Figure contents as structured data
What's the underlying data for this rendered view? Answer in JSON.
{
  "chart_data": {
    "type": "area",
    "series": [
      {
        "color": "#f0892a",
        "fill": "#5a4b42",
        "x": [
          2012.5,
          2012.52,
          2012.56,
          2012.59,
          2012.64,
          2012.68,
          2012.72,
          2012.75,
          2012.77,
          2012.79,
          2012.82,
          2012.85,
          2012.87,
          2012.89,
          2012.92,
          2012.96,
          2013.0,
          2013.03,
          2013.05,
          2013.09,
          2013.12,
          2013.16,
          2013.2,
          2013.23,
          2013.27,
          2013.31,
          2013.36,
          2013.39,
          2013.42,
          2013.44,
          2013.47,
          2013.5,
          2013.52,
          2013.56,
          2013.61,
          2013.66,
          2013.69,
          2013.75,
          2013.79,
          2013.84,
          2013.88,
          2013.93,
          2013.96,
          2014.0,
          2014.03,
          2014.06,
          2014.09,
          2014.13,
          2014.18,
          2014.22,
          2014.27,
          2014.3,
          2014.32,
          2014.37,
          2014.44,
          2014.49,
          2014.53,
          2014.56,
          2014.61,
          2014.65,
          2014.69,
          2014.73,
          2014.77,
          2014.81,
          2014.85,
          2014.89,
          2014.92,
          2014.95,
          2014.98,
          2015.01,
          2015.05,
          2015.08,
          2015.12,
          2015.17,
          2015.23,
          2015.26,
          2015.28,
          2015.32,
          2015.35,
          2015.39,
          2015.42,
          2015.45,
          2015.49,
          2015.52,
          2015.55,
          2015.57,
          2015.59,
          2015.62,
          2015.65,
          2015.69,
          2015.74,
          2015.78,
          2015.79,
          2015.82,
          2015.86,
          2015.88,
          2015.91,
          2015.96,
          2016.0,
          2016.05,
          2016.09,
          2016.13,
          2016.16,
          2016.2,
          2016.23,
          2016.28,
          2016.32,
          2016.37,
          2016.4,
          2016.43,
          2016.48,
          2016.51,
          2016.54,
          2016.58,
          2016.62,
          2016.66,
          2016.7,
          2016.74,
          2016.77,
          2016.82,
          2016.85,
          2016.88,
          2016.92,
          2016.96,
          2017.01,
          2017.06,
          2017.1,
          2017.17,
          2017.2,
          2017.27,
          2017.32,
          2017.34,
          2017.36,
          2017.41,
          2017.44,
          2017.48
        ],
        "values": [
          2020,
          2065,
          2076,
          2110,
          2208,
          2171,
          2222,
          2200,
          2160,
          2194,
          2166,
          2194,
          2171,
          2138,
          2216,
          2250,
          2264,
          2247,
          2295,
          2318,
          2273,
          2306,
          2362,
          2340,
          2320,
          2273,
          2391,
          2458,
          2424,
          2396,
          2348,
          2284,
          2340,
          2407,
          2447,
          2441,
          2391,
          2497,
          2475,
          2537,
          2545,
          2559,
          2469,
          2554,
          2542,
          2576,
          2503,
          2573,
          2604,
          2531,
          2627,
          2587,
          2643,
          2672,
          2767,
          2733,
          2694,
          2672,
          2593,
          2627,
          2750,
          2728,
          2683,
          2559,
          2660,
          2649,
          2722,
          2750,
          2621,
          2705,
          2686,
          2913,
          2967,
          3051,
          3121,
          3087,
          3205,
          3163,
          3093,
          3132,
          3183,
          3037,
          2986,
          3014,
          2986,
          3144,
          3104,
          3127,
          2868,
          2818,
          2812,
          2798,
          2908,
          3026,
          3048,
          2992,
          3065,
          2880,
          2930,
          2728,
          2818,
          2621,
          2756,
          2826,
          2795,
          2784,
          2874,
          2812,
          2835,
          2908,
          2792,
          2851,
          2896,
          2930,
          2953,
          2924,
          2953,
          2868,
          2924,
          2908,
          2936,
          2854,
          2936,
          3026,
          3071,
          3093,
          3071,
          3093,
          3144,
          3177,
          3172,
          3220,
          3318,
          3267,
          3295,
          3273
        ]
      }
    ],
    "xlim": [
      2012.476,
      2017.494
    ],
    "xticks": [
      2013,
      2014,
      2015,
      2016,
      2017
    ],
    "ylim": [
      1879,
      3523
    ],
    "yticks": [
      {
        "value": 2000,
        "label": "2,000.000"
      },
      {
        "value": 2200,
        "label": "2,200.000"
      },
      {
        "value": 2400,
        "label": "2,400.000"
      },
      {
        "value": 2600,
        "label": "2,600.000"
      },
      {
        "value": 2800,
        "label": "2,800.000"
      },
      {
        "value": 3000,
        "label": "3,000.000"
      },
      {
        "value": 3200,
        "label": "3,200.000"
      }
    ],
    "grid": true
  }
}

WORK REQUIRED: Give the count of lines in the listing that hold the word "label", with no other text.

RESPONSE: 7